**Your goal**
Give the number of lines that hold the string "title". Nothing else is needed.

[Dataset rows about figures]
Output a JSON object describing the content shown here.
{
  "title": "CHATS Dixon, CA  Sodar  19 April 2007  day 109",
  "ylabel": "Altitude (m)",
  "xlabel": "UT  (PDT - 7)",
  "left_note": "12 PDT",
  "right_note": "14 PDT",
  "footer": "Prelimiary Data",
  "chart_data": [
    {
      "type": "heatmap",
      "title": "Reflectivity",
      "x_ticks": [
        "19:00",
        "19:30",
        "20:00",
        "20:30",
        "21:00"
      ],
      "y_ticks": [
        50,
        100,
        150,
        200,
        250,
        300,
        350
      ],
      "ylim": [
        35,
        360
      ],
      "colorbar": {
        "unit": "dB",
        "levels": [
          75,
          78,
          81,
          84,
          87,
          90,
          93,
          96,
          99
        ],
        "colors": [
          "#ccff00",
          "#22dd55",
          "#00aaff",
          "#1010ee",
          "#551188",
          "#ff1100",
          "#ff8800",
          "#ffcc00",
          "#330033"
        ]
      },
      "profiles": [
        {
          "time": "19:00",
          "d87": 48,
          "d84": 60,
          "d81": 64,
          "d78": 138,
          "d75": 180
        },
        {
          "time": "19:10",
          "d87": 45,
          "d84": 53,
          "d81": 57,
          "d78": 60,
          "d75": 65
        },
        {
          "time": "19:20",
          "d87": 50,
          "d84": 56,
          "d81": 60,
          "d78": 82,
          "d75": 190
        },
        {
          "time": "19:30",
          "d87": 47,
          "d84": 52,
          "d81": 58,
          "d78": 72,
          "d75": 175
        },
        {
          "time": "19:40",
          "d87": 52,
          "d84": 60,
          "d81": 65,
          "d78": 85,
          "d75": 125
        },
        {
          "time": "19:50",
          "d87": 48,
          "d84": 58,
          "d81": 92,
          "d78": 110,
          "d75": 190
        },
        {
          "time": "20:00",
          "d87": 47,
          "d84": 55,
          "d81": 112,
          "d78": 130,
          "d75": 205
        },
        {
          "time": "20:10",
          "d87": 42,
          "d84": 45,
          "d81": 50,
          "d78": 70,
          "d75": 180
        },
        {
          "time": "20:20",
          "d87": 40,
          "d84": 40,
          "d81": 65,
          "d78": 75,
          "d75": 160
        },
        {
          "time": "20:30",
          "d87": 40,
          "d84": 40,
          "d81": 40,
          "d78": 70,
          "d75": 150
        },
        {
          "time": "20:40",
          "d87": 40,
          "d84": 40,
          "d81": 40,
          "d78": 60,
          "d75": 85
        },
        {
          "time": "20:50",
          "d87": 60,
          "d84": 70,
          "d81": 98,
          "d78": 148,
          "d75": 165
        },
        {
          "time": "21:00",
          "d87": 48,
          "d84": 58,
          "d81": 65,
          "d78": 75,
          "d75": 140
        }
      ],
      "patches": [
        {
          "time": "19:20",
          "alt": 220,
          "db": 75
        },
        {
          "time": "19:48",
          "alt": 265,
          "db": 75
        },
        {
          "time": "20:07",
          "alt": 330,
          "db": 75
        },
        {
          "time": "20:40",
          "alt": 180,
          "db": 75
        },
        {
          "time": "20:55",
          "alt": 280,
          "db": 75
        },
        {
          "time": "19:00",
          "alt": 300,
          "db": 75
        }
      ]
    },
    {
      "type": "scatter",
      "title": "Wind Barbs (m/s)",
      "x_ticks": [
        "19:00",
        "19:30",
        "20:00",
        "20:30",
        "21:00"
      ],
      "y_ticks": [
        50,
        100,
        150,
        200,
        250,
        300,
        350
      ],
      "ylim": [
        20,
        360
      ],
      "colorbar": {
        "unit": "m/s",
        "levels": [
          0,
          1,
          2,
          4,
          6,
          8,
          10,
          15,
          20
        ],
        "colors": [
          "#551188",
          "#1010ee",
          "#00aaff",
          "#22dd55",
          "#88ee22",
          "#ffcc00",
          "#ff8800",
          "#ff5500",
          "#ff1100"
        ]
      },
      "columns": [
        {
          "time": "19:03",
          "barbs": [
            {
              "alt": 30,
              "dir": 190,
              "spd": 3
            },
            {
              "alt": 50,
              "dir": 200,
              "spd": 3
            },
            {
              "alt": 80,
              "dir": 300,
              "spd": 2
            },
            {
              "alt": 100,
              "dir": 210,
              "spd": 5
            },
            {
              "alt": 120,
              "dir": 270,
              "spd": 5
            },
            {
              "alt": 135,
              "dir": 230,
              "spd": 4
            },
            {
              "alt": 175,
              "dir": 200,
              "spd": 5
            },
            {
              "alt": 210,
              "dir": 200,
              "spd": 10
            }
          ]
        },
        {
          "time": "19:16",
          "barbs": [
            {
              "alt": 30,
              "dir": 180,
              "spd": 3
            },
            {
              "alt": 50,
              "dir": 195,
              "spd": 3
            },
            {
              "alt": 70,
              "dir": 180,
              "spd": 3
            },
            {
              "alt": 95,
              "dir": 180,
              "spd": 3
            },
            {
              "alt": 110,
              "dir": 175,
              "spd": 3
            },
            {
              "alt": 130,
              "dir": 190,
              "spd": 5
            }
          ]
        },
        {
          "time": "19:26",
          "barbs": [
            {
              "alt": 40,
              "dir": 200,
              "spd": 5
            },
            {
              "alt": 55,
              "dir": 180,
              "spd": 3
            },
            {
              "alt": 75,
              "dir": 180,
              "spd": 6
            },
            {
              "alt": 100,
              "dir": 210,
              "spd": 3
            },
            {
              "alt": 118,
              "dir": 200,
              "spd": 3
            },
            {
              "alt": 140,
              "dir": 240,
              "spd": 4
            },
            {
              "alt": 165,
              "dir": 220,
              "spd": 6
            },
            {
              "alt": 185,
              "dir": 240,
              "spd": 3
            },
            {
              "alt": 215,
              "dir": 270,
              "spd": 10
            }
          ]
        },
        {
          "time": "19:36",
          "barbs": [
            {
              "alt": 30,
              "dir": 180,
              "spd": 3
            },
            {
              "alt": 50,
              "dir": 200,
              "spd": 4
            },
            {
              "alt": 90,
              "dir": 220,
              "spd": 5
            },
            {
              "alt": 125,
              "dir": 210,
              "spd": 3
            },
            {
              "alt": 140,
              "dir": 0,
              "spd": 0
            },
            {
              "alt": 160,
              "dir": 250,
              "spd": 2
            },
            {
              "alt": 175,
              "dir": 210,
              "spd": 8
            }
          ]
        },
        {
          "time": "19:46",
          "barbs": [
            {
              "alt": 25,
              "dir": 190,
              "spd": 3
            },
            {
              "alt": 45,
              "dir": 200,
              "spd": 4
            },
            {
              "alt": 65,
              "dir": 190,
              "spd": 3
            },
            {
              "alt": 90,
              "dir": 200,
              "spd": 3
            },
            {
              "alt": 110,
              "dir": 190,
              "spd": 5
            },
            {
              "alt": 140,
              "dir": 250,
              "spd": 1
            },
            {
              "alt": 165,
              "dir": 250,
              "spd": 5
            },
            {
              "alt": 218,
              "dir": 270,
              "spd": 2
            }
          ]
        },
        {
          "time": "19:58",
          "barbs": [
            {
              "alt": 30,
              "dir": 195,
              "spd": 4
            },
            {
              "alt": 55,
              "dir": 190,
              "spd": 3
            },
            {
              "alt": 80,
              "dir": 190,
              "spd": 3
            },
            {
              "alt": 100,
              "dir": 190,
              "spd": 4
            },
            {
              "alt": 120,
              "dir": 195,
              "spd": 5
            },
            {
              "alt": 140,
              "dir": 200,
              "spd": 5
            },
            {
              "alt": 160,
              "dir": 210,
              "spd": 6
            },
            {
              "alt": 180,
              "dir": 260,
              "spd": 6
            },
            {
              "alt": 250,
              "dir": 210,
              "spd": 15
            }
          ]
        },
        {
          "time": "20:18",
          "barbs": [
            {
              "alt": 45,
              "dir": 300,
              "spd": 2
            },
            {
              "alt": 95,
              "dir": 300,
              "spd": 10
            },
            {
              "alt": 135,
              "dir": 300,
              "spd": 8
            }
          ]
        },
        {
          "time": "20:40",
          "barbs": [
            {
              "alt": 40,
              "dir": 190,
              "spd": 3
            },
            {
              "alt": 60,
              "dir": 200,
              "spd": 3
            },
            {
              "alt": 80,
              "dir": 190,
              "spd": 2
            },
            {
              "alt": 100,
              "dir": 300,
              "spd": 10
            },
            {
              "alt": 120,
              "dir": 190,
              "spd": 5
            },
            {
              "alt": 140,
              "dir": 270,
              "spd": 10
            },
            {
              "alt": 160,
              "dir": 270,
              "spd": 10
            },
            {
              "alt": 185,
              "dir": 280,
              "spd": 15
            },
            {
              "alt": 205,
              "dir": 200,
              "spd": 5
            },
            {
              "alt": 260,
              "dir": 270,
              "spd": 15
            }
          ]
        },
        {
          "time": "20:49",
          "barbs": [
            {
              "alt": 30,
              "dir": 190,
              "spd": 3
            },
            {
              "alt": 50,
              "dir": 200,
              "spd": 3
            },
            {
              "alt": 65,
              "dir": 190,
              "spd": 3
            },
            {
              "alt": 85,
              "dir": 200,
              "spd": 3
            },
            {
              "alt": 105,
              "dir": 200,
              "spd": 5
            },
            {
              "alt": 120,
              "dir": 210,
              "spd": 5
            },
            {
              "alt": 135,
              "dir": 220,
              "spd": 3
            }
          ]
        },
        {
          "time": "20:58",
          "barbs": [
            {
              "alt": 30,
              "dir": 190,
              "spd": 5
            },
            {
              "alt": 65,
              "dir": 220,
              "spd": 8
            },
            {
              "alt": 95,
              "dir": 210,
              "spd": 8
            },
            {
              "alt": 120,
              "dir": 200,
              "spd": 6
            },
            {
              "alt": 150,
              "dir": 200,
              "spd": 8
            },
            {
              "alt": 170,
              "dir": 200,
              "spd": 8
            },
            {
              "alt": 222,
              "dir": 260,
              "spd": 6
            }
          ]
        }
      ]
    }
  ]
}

**Final result**
3